The request - Retype the lines of the records below exactly, starting at the line that contains "sort-lines-icon: [1040, 598, 1062, 617]" and ending at the line that contains "eye-icon: [288, 298, 316, 320]", and give only those lines.

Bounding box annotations

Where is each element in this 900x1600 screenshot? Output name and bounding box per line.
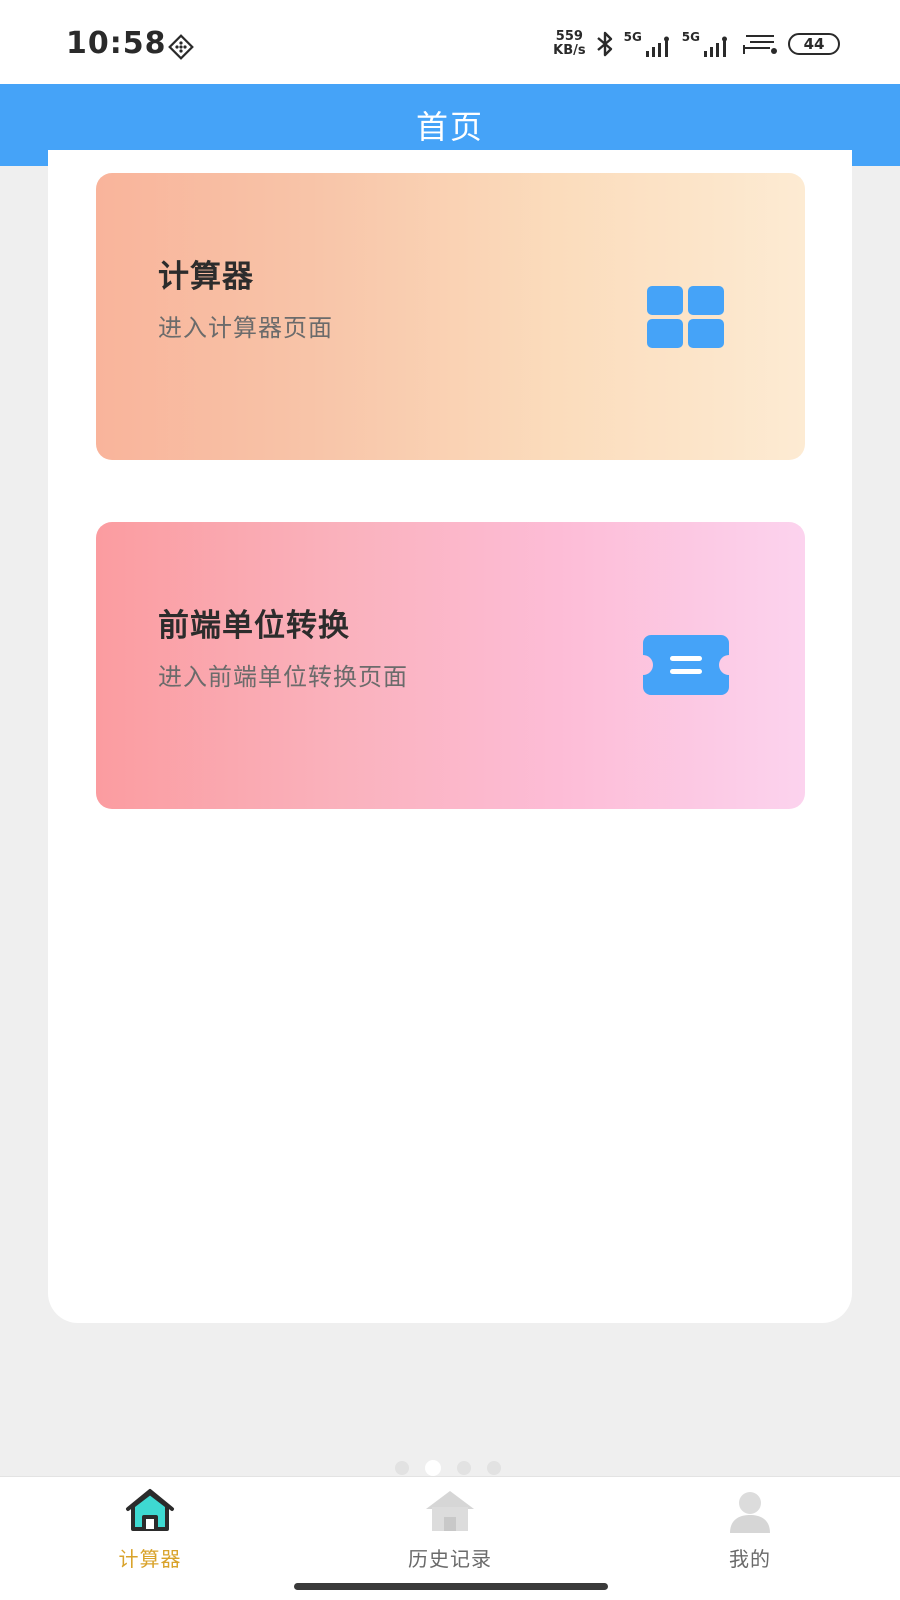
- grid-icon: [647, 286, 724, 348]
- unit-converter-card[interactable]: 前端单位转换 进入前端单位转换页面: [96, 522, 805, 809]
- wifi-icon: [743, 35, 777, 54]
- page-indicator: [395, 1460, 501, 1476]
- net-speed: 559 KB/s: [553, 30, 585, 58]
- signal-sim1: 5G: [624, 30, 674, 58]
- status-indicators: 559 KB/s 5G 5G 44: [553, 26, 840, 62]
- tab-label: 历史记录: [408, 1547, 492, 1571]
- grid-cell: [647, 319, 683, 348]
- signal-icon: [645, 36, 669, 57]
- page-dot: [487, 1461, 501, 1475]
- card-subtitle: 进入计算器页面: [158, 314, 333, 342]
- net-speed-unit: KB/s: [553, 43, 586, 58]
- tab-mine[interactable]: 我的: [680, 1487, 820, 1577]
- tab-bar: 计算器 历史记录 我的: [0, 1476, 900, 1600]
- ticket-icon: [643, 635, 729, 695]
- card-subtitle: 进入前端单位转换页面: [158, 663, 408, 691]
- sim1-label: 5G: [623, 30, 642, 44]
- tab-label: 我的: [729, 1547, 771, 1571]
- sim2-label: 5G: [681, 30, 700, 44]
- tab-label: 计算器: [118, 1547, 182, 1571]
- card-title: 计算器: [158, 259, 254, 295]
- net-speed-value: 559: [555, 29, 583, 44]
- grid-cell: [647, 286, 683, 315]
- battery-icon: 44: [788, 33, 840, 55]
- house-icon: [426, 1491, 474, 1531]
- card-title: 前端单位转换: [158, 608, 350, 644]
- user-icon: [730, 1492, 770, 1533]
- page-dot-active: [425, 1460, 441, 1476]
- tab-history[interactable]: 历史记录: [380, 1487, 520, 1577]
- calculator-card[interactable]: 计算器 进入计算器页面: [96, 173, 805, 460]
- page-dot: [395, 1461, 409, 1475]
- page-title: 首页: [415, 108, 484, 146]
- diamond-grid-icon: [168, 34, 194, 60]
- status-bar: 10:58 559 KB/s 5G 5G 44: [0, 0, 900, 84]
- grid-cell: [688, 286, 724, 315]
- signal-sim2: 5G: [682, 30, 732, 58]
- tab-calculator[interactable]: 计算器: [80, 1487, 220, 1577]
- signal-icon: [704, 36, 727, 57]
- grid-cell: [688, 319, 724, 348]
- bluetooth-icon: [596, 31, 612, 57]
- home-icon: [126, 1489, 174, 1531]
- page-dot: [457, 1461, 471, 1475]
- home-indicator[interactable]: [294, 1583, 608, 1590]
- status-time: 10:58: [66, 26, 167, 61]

--

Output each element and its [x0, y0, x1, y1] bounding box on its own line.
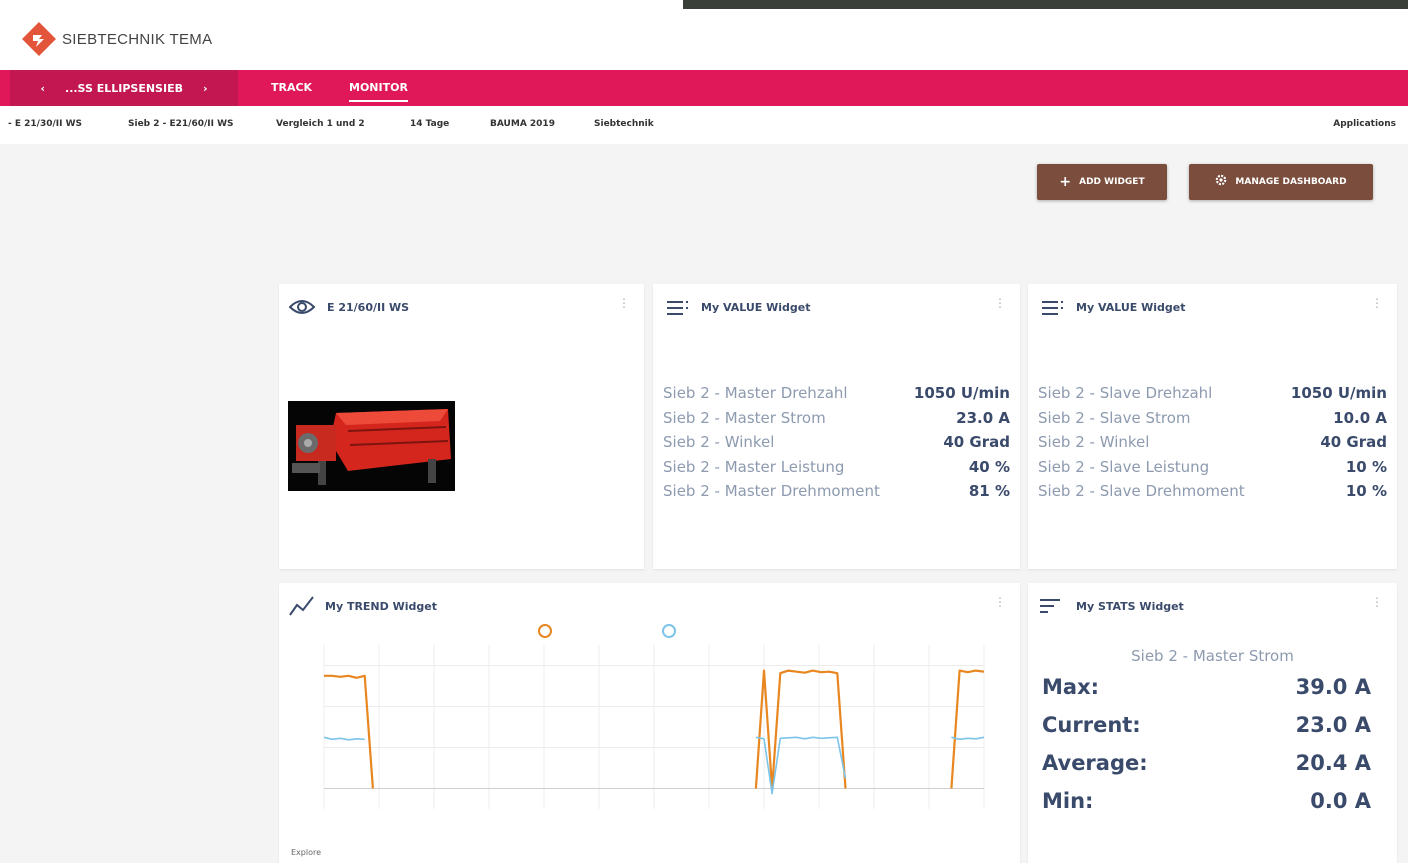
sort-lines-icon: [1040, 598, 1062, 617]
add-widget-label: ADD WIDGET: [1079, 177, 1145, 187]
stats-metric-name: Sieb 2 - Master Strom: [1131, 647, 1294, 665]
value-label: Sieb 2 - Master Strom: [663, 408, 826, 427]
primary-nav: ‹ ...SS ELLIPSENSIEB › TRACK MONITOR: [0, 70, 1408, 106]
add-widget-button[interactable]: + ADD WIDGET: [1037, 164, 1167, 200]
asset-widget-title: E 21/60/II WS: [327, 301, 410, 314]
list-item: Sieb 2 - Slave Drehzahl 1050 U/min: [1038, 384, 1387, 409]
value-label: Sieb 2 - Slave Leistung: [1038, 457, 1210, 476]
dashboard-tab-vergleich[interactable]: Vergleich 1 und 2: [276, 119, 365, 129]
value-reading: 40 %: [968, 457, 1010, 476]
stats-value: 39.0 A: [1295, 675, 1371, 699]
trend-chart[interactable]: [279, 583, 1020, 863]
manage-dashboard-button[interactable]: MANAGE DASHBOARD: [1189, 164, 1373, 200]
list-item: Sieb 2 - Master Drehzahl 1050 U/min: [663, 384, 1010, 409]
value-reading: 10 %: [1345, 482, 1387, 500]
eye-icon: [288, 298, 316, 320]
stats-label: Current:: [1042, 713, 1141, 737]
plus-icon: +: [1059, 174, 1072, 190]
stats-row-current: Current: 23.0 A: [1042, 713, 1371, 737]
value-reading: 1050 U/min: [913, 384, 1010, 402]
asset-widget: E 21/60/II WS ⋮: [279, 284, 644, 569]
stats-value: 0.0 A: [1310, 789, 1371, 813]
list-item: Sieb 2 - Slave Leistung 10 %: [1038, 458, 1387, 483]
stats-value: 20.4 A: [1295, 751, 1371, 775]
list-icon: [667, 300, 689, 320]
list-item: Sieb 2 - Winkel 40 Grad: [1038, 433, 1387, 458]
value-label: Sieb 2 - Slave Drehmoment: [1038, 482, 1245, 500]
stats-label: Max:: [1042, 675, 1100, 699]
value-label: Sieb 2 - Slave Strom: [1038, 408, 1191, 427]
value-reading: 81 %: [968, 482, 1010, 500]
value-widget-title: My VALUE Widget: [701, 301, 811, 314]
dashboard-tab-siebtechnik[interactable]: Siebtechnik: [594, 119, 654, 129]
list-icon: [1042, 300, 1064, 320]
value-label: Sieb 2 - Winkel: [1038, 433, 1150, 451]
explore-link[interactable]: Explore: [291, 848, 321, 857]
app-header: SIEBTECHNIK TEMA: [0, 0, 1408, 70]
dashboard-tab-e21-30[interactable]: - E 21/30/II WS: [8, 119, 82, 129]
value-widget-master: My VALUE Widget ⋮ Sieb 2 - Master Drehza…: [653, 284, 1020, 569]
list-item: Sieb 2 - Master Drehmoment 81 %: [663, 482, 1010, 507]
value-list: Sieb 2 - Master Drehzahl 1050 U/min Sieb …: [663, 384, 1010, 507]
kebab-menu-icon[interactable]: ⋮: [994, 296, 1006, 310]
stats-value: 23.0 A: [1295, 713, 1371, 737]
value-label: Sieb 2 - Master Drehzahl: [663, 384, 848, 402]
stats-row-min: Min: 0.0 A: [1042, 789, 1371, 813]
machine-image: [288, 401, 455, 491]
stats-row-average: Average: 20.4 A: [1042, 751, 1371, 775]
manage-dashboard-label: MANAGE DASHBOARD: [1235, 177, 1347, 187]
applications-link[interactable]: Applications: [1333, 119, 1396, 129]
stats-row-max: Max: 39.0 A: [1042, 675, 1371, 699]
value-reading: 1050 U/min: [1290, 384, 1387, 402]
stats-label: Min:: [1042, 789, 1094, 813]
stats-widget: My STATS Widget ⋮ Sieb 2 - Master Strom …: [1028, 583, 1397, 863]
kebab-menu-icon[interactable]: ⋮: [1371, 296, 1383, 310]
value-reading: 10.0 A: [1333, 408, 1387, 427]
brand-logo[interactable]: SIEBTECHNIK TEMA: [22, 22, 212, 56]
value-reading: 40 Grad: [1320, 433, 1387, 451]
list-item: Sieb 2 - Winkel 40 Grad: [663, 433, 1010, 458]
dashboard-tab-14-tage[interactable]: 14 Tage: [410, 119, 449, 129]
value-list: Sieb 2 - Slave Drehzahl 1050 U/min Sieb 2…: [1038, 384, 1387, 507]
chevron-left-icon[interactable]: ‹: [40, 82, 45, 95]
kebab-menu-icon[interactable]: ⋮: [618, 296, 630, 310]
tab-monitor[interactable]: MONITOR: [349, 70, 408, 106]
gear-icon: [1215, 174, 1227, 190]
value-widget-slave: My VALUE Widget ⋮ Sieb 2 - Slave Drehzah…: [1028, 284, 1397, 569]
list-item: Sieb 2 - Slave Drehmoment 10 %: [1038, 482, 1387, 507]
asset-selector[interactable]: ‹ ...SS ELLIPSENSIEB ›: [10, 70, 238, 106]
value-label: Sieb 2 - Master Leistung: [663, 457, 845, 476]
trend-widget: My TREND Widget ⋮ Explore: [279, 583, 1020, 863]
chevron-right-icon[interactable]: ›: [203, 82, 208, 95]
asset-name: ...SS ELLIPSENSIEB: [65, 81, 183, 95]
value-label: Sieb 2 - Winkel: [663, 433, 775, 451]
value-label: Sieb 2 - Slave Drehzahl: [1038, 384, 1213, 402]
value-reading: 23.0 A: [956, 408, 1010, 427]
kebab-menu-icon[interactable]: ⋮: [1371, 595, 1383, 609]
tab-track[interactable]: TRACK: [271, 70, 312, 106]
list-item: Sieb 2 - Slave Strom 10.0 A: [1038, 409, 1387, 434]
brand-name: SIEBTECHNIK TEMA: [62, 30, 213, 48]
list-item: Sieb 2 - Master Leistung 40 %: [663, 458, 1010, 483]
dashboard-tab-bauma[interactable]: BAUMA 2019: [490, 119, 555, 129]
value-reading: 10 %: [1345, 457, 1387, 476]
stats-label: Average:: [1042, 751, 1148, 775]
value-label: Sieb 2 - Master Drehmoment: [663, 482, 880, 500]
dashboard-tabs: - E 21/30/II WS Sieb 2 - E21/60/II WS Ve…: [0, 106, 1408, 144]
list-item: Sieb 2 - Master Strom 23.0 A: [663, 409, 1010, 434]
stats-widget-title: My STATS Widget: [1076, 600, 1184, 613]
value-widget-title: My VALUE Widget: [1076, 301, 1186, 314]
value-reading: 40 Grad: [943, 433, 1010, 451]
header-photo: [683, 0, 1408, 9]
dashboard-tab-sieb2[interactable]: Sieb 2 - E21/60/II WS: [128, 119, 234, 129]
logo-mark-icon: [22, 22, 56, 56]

Solution -
sort-lines-icon: [1040, 598, 1062, 617]
add-widget-label: ADD WIDGET: [1079, 177, 1145, 187]
stats-metric-name: Sieb 2 - Master Strom: [1131, 647, 1294, 665]
value-label: Sieb 2 - Master Strom: [663, 408, 826, 427]
primary-nav: ‹ ...SS ELLIPSENSIEB › TRACK MONITOR: [0, 70, 1408, 106]
add-widget-button[interactable]: + ADD WIDGET: [1037, 164, 1167, 200]
asset-widget-title: E 21/60/II WS: [327, 301, 410, 314]
list-item: Sieb 2 - Slave Drehzahl 1050 U/min: [1038, 384, 1387, 409]
value-label: Sieb 2 - Slave Leistung: [1038, 457, 1210, 476]
dashboard-tab-vergleich[interactable]: Vergleich 1 und 2: [276, 119, 365, 129]
value-reading: 40 %: [968, 457, 1010, 476]
stats-value: 39.0 A: [1295, 675, 1371, 699]
trend-chart[interactable]: [279, 583, 1020, 863]
manage-dashboard-button[interactable]: MANAGE DASHBOARD: [1189, 164, 1373, 200]
list-item: Sieb 2 - Master Drehzahl 1050 U/min: [663, 384, 1010, 409]
value-reading: 10 %: [1345, 482, 1387, 500]
eye-icon: [288, 298, 316, 320]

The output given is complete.